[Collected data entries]
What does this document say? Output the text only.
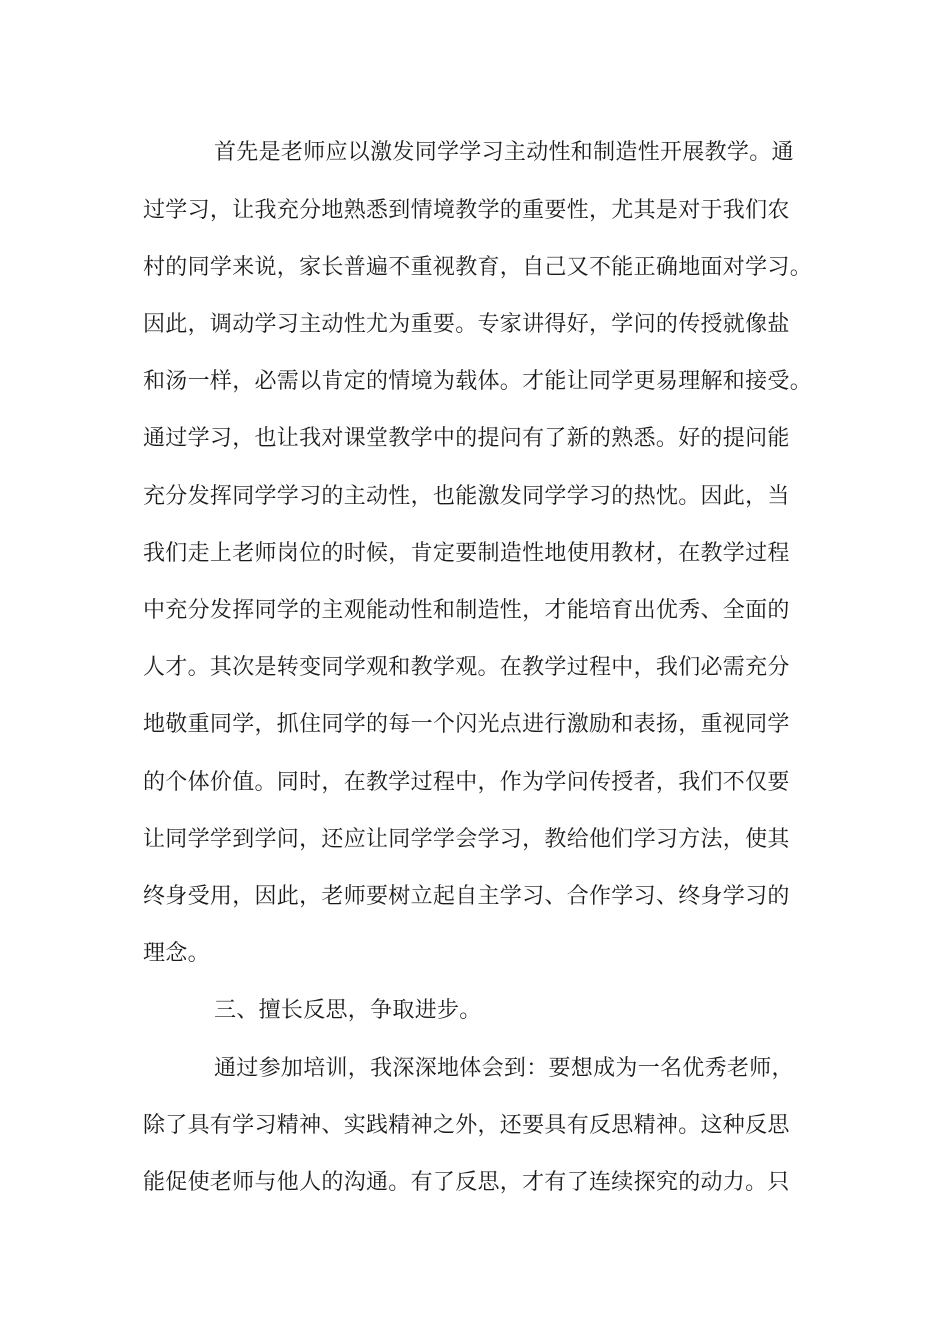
首先是老师应以激发同学学习主动性和制造性开展教学。通
过学习，让我充分地熟悉到情境教学的重要性，尤其是对于我们农
村的同学来说，家长普遍不重视教育，自己又不能正确地面对学习。
因此，调动学习主动性尤为重要。专家讲得好，学问的传授就像盐
和汤一样，必需以肯定的情境为载体。才能让同学更易理解和接受。
通过学习，也让我对课堂教学中的提问有了新的熟悉。好的提问能
充分发挥同学学习的主动性，也能激发同学学习的热忱。因此，当
我们走上老师岗位的时候，肯定要制造性地使用教材，在教学过程
中充分发挥同学的主观能动性和制造性，才能培育出优秀、全面的
人才。其次是转变同学观和教学观。在教学过程中，我们必需充分
地敬重同学，抓住同学的每一个闪光点进行激励和表扬，重视同学
的个体价值。同时，在教学过程中，作为学问传授者，我们不仅要
让同学学到学问，还应让同学学会学习，教给他们学习方法，使其
终身受用，因此，老师要树立起自主学习、合作学习、终身学习的
理念。
三、擅长反思，争取进步。
通过参加培训，我深深地体会到：要想成为一名优秀老师，
除了具有学习精神、实践精神之外，还要具有反思精神。这种反思
能促使老师与他人的沟通。有了反思，才有了连续探究的动力。只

EXERCISE: Only lines with the string "在教学过程中" belong in your answer; copy each one.

RIGHT ANSWER:
人才。其次是转变同学观和教学观。在教学过程中，我们必需充分
的个体价值。同时，在教学过程中，作为学问传授者，我们不仅要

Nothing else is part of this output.